= RAW DATA =
● ● ● ● ● ● ●

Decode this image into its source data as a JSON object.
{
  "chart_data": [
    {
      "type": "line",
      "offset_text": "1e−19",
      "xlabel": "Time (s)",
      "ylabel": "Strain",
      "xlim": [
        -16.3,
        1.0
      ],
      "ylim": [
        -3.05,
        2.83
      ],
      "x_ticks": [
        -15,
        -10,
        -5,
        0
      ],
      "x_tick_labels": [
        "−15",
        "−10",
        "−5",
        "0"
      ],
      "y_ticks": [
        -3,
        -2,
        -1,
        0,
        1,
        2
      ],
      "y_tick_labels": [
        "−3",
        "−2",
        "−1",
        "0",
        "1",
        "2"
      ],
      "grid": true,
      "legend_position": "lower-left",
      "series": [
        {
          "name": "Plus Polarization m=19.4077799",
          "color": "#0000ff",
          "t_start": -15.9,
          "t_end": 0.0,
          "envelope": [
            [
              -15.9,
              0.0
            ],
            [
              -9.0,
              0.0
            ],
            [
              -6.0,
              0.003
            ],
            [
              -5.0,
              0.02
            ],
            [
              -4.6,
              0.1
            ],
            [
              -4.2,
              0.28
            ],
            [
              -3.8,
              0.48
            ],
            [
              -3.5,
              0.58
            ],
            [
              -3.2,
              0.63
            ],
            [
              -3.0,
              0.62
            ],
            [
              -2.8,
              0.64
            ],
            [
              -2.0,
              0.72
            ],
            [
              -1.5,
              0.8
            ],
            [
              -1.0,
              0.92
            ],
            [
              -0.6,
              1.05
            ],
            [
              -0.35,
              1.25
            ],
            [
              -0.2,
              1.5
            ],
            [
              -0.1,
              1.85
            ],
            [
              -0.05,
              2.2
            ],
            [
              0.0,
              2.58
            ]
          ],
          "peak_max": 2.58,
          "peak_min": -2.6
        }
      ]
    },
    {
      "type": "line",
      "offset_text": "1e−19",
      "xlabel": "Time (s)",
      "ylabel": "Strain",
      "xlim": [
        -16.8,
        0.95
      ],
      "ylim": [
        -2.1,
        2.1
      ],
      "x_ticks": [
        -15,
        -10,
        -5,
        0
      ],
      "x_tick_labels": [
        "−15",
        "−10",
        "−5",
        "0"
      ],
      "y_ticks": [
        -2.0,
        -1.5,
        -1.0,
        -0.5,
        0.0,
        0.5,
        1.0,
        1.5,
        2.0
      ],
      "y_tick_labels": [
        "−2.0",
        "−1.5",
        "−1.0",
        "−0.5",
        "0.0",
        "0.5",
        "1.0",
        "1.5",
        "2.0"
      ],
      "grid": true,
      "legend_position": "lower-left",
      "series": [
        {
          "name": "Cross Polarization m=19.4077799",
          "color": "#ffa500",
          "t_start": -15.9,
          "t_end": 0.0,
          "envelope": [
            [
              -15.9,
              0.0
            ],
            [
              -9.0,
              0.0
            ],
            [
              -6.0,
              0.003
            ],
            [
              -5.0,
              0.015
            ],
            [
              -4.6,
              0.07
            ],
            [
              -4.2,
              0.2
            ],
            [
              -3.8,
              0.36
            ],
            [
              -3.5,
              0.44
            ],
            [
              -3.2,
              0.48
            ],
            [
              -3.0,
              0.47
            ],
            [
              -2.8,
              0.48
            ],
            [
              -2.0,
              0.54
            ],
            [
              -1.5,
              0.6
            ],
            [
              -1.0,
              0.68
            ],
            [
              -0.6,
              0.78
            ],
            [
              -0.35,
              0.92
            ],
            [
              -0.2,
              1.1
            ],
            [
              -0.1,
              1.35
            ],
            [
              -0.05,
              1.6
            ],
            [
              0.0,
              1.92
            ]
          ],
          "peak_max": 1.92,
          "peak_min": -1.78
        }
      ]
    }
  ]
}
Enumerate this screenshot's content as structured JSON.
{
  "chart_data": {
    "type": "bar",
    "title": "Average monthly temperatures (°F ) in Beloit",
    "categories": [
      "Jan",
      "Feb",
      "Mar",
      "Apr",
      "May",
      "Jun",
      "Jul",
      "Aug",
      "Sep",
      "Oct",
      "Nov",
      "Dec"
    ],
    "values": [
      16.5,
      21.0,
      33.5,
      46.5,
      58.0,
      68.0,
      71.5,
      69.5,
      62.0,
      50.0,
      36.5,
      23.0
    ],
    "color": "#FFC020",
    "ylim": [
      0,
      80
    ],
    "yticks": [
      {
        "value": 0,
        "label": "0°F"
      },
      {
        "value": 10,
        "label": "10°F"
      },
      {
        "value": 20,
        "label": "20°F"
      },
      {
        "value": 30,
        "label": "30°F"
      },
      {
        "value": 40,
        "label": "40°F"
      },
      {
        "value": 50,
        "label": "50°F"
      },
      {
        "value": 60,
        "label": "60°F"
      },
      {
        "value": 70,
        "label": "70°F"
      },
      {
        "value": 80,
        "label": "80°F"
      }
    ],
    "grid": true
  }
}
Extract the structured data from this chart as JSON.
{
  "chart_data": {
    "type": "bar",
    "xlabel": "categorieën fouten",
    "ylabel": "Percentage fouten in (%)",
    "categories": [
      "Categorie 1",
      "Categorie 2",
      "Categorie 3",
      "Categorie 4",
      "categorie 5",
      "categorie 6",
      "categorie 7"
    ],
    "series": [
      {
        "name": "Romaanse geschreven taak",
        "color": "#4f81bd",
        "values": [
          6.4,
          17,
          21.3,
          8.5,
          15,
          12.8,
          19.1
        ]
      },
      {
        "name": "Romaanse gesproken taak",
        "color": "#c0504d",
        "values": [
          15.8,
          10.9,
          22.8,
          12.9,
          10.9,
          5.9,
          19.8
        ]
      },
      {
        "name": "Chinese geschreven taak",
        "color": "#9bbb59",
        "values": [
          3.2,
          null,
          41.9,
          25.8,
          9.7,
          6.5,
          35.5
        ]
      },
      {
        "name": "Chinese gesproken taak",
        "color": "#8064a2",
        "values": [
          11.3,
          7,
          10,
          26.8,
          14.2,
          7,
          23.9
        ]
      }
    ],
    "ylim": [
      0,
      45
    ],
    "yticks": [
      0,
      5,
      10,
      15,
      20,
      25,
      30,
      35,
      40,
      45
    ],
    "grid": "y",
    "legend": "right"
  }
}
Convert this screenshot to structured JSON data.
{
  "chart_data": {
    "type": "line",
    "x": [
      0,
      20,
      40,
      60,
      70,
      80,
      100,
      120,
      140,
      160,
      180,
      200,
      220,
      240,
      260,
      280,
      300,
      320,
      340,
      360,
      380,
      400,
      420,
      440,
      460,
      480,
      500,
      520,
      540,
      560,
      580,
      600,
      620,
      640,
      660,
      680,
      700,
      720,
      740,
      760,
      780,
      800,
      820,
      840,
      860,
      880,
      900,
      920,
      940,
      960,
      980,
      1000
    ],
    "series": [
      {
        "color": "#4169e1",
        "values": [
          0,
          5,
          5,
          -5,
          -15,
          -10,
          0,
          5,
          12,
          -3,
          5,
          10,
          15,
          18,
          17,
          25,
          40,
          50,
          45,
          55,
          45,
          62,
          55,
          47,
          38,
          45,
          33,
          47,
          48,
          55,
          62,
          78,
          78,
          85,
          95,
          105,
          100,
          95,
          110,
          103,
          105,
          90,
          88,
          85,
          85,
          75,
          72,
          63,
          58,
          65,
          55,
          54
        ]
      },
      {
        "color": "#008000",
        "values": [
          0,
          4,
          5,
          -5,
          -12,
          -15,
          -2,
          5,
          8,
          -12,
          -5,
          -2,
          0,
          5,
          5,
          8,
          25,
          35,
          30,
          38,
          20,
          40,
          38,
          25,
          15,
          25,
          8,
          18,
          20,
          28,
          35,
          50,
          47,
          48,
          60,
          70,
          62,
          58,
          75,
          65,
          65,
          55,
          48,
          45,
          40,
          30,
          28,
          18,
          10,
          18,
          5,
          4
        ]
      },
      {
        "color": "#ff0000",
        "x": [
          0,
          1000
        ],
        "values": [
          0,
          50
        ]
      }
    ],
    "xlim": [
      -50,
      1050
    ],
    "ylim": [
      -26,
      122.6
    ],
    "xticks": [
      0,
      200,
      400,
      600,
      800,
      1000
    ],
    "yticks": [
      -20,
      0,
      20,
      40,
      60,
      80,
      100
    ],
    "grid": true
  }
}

● ● ● ● ● ● ●

= STATED TASK =
Find and copy each line above that includes the string "structured".

= OUTPUT FOR THIS EXERCISE =
Enumerate this screenshot's content as structured JSON.
Extract the structured data from this chart as JSON.
Convert this screenshot to structured JSON data.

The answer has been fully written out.